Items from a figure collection
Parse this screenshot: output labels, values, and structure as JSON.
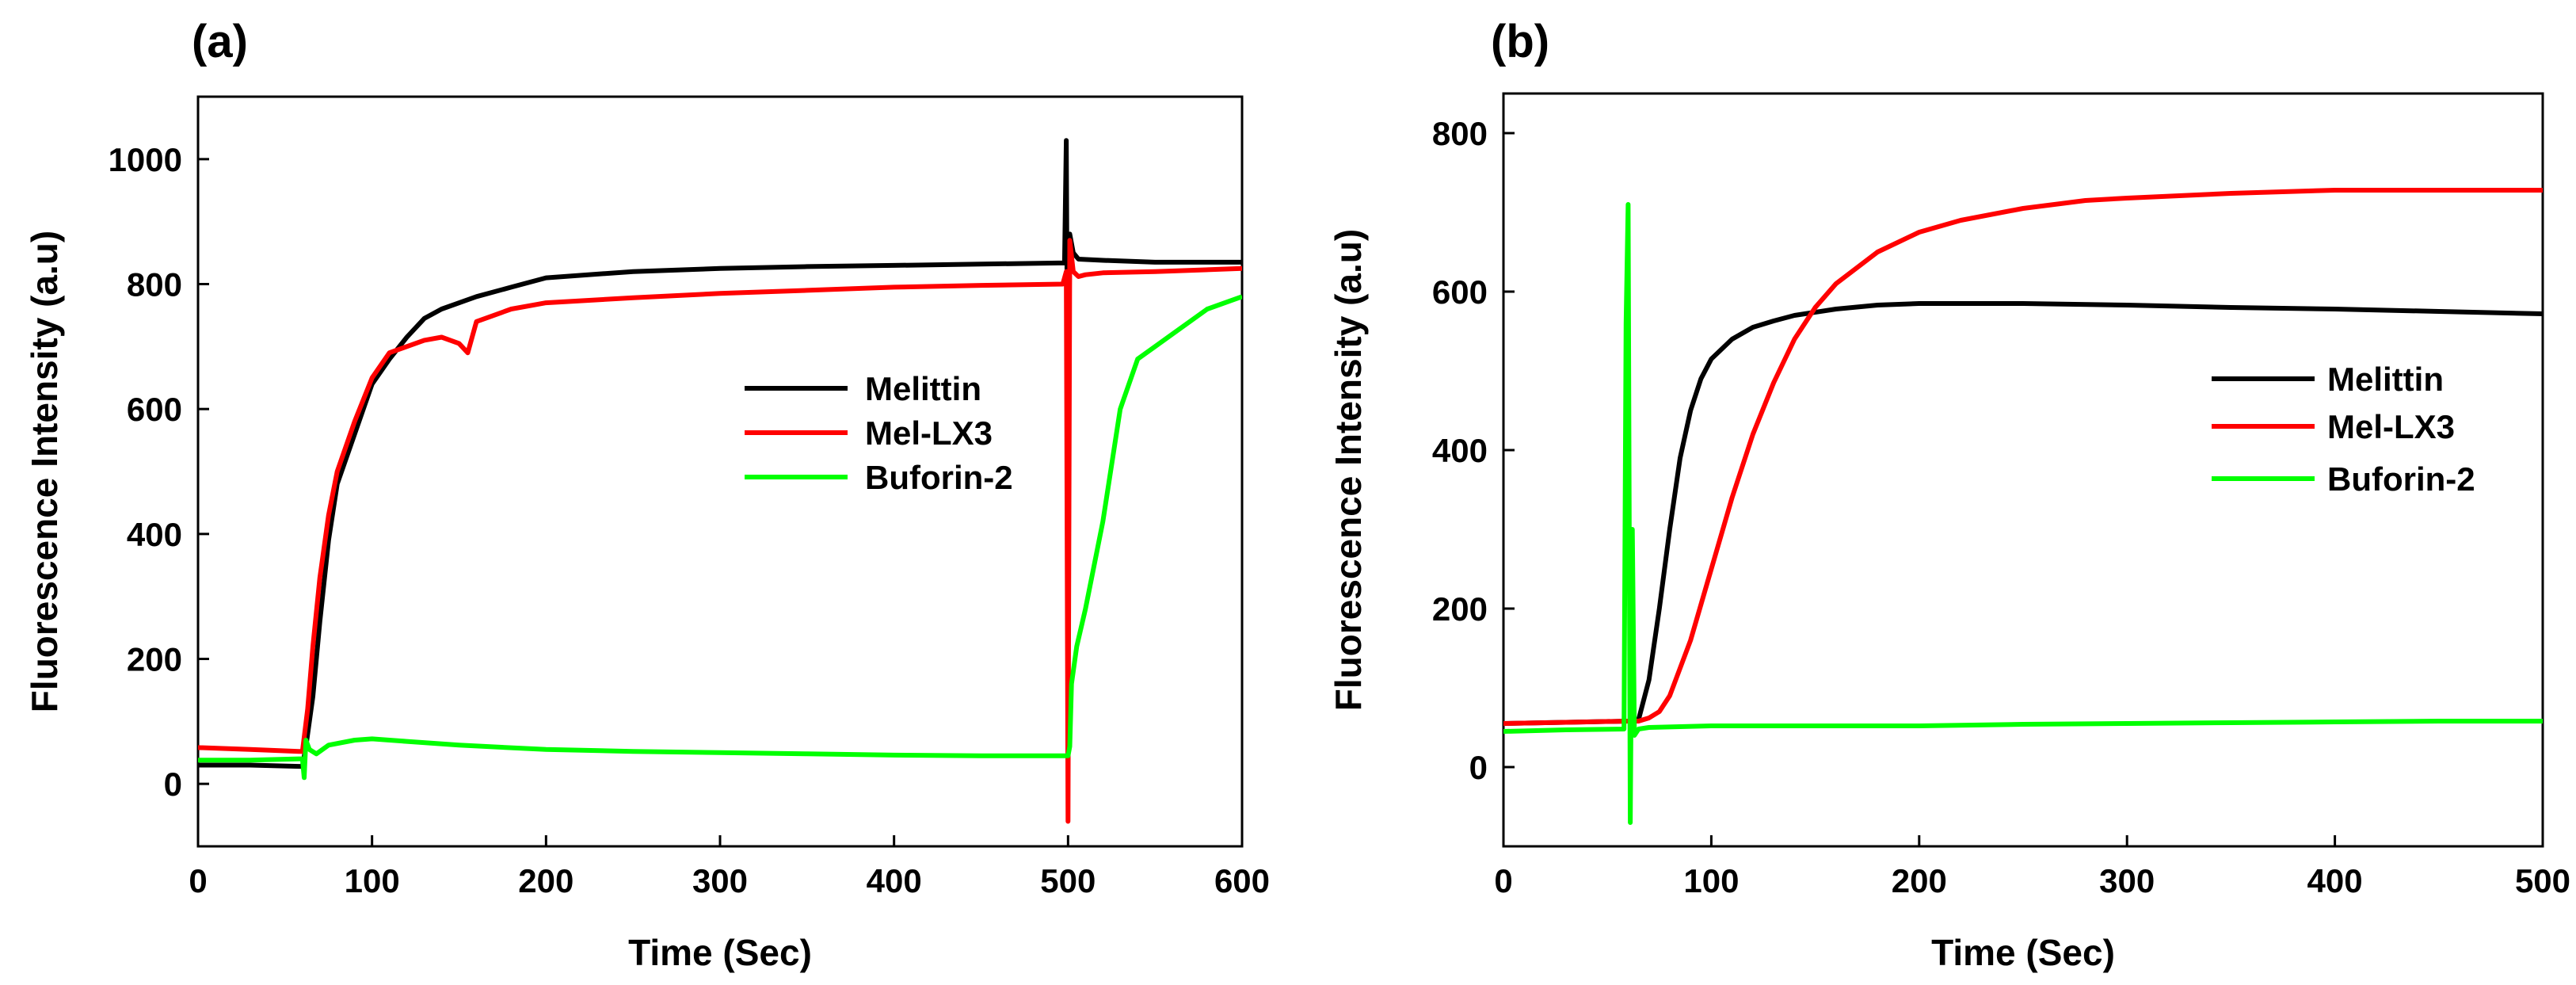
{
  "chart_data": [
    {
      "type": "line",
      "panel_label": "(a)",
      "title": "",
      "xlabel": "Time (Sec)",
      "ylabel": "Fluorescence Intensity (a.u)",
      "xlim": [
        0,
        600
      ],
      "ylim": [
        -100,
        1100
      ],
      "xticks": [
        0,
        100,
        200,
        300,
        400,
        500,
        600
      ],
      "yticks": [
        0,
        200,
        400,
        600,
        800,
        1000
      ],
      "legend_position": "center-right",
      "series": [
        {
          "name": "Melittin",
          "color": "#000000",
          "x": [
            0,
            30,
            58,
            60,
            62,
            66,
            70,
            75,
            80,
            90,
            100,
            110,
            120,
            130,
            140,
            160,
            180,
            200,
            250,
            300,
            350,
            400,
            450,
            498,
            499,
            500,
            501,
            503,
            506,
            520,
            550,
            600
          ],
          "y": [
            30,
            30,
            28,
            28,
            60,
            140,
            260,
            390,
            480,
            560,
            640,
            680,
            715,
            745,
            760,
            780,
            795,
            810,
            820,
            825,
            828,
            830,
            832,
            834,
            1030,
            500,
            880,
            850,
            840,
            838,
            835,
            835
          ]
        },
        {
          "name": "Mel-LX3",
          "color": "#ff0000",
          "x": [
            0,
            30,
            58,
            60,
            63,
            66,
            70,
            75,
            80,
            90,
            100,
            110,
            120,
            130,
            140,
            150,
            155,
            160,
            180,
            200,
            250,
            300,
            350,
            400,
            450,
            497,
            499,
            500,
            501,
            503,
            506,
            510,
            520,
            550,
            600
          ],
          "y": [
            58,
            55,
            52,
            52,
            120,
            220,
            330,
            430,
            500,
            580,
            650,
            690,
            700,
            710,
            715,
            705,
            690,
            740,
            760,
            770,
            778,
            785,
            790,
            795,
            798,
            800,
            820,
            -60,
            870,
            820,
            812,
            815,
            818,
            820,
            825
          ]
        },
        {
          "name": "Buforin-2",
          "color": "#00ff00",
          "x": [
            0,
            30,
            58,
            60,
            61,
            62,
            64,
            68,
            75,
            90,
            100,
            120,
            150,
            200,
            250,
            300,
            350,
            400,
            450,
            497,
            498,
            500,
            501,
            502,
            505,
            510,
            520,
            530,
            540,
            550,
            560,
            580,
            600
          ],
          "y": [
            38,
            38,
            40,
            40,
            10,
            70,
            55,
            48,
            62,
            70,
            72,
            68,
            62,
            55,
            52,
            50,
            48,
            46,
            45,
            45,
            45,
            45,
            60,
            160,
            220,
            280,
            420,
            600,
            680,
            700,
            720,
            760,
            780
          ]
        }
      ]
    },
    {
      "type": "line",
      "panel_label": "(b)",
      "title": "",
      "xlabel": "Time (Sec)",
      "ylabel": "Fluorescence Intensity (a.u)",
      "xlim": [
        0,
        500
      ],
      "ylim": [
        -100,
        850
      ],
      "xticks": [
        0,
        100,
        200,
        300,
        400,
        500
      ],
      "yticks": [
        0,
        200,
        400,
        600,
        800
      ],
      "legend_position": "center-right",
      "series": [
        {
          "name": "Melittin",
          "color": "#000000",
          "x": [
            0,
            20,
            40,
            60,
            65,
            70,
            75,
            80,
            85,
            90,
            95,
            100,
            110,
            120,
            130,
            140,
            160,
            180,
            200,
            250,
            300,
            350,
            400,
            450,
            500
          ],
          "y": [
            55,
            56,
            57,
            58,
            60,
            110,
            200,
            300,
            390,
            450,
            490,
            515,
            540,
            555,
            563,
            570,
            578,
            583,
            585,
            585,
            583,
            580,
            578,
            575,
            572
          ]
        },
        {
          "name": "Mel-LX3",
          "color": "#ff0000",
          "x": [
            0,
            20,
            40,
            60,
            65,
            70,
            75,
            80,
            90,
            100,
            110,
            120,
            130,
            140,
            150,
            160,
            180,
            200,
            220,
            250,
            280,
            300,
            350,
            400,
            450,
            500
          ],
          "y": [
            55,
            56,
            57,
            58,
            58,
            62,
            70,
            90,
            160,
            250,
            340,
            420,
            485,
            540,
            580,
            610,
            650,
            675,
            690,
            705,
            715,
            718,
            724,
            728,
            728,
            728
          ]
        },
        {
          "name": "Buforin-2",
          "color": "#00ff00",
          "x": [
            0,
            30,
            58,
            59,
            60,
            61,
            62,
            63,
            65,
            70,
            100,
            150,
            200,
            250,
            300,
            350,
            400,
            450,
            500
          ],
          "y": [
            45,
            47,
            48,
            560,
            710,
            -70,
            300,
            40,
            48,
            50,
            52,
            52,
            52,
            54,
            55,
            56,
            57,
            58,
            58
          ]
        }
      ]
    }
  ]
}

* EXERCISE PROMPT
A faithful copy of the records above is needed, with the pictures left out.

* THE SOLUTION
Parse this screenshot: output labels, values, and structure as JSON.
{
  "chart_data": [
    {
      "type": "line",
      "panel_label": "(a)",
      "title": "",
      "xlabel": "Time (Sec)",
      "ylabel": "Fluorescence Intensity (a.u)",
      "xlim": [
        0,
        600
      ],
      "ylim": [
        -100,
        1100
      ],
      "xticks": [
        0,
        100,
        200,
        300,
        400,
        500,
        600
      ],
      "yticks": [
        0,
        200,
        400,
        600,
        800,
        1000
      ],
      "legend_position": "center-right",
      "series": [
        {
          "name": "Melittin",
          "color": "#000000",
          "x": [
            0,
            30,
            58,
            60,
            62,
            66,
            70,
            75,
            80,
            90,
            100,
            110,
            120,
            130,
            140,
            160,
            180,
            200,
            250,
            300,
            350,
            400,
            450,
            498,
            499,
            500,
            501,
            503,
            506,
            520,
            550,
            600
          ],
          "y": [
            30,
            30,
            28,
            28,
            60,
            140,
            260,
            390,
            480,
            560,
            640,
            680,
            715,
            745,
            760,
            780,
            795,
            810,
            820,
            825,
            828,
            830,
            832,
            834,
            1030,
            500,
            880,
            850,
            840,
            838,
            835,
            835
          ]
        },
        {
          "name": "Mel-LX3",
          "color": "#ff0000",
          "x": [
            0,
            30,
            58,
            60,
            63,
            66,
            70,
            75,
            80,
            90,
            100,
            110,
            120,
            130,
            140,
            150,
            155,
            160,
            180,
            200,
            250,
            300,
            350,
            400,
            450,
            497,
            499,
            500,
            501,
            503,
            506,
            510,
            520,
            550,
            600
          ],
          "y": [
            58,
            55,
            52,
            52,
            120,
            220,
            330,
            430,
            500,
            580,
            650,
            690,
            700,
            710,
            715,
            705,
            690,
            740,
            760,
            770,
            778,
            785,
            790,
            795,
            798,
            800,
            820,
            -60,
            870,
            820,
            812,
            815,
            818,
            820,
            825
          ]
        },
        {
          "name": "Buforin-2",
          "color": "#00ff00",
          "x": [
            0,
            30,
            58,
            60,
            61,
            62,
            64,
            68,
            75,
            90,
            100,
            120,
            150,
            200,
            250,
            300,
            350,
            400,
            450,
            497,
            498,
            500,
            501,
            502,
            505,
            510,
            520,
            530,
            540,
            550,
            560,
            580,
            600
          ],
          "y": [
            38,
            38,
            40,
            40,
            10,
            70,
            55,
            48,
            62,
            70,
            72,
            68,
            62,
            55,
            52,
            50,
            48,
            46,
            45,
            45,
            45,
            45,
            60,
            160,
            220,
            280,
            420,
            600,
            680,
            700,
            720,
            760,
            780
          ]
        }
      ]
    },
    {
      "type": "line",
      "panel_label": "(b)",
      "title": "",
      "xlabel": "Time (Sec)",
      "ylabel": "Fluorescence Intensity (a.u)",
      "xlim": [
        0,
        500
      ],
      "ylim": [
        -100,
        850
      ],
      "xticks": [
        0,
        100,
        200,
        300,
        400,
        500
      ],
      "yticks": [
        0,
        200,
        400,
        600,
        800
      ],
      "legend_position": "center-right",
      "series": [
        {
          "name": "Melittin",
          "color": "#000000",
          "x": [
            0,
            20,
            40,
            60,
            65,
            70,
            75,
            80,
            85,
            90,
            95,
            100,
            110,
            120,
            130,
            140,
            160,
            180,
            200,
            250,
            300,
            350,
            400,
            450,
            500
          ],
          "y": [
            55,
            56,
            57,
            58,
            60,
            110,
            200,
            300,
            390,
            450,
            490,
            515,
            540,
            555,
            563,
            570,
            578,
            583,
            585,
            585,
            583,
            580,
            578,
            575,
            572
          ]
        },
        {
          "name": "Mel-LX3",
          "color": "#ff0000",
          "x": [
            0,
            20,
            40,
            60,
            65,
            70,
            75,
            80,
            90,
            100,
            110,
            120,
            130,
            140,
            150,
            160,
            180,
            200,
            220,
            250,
            280,
            300,
            350,
            400,
            450,
            500
          ],
          "y": [
            55,
            56,
            57,
            58,
            58,
            62,
            70,
            90,
            160,
            250,
            340,
            420,
            485,
            540,
            580,
            610,
            650,
            675,
            690,
            705,
            715,
            718,
            724,
            728,
            728,
            728
          ]
        },
        {
          "name": "Buforin-2",
          "color": "#00ff00",
          "x": [
            0,
            30,
            58,
            59,
            60,
            61,
            62,
            63,
            65,
            70,
            100,
            150,
            200,
            250,
            300,
            350,
            400,
            450,
            500
          ],
          "y": [
            45,
            47,
            48,
            560,
            710,
            -70,
            300,
            40,
            48,
            50,
            52,
            52,
            52,
            54,
            55,
            56,
            57,
            58,
            58
          ]
        }
      ]
    }
  ]
}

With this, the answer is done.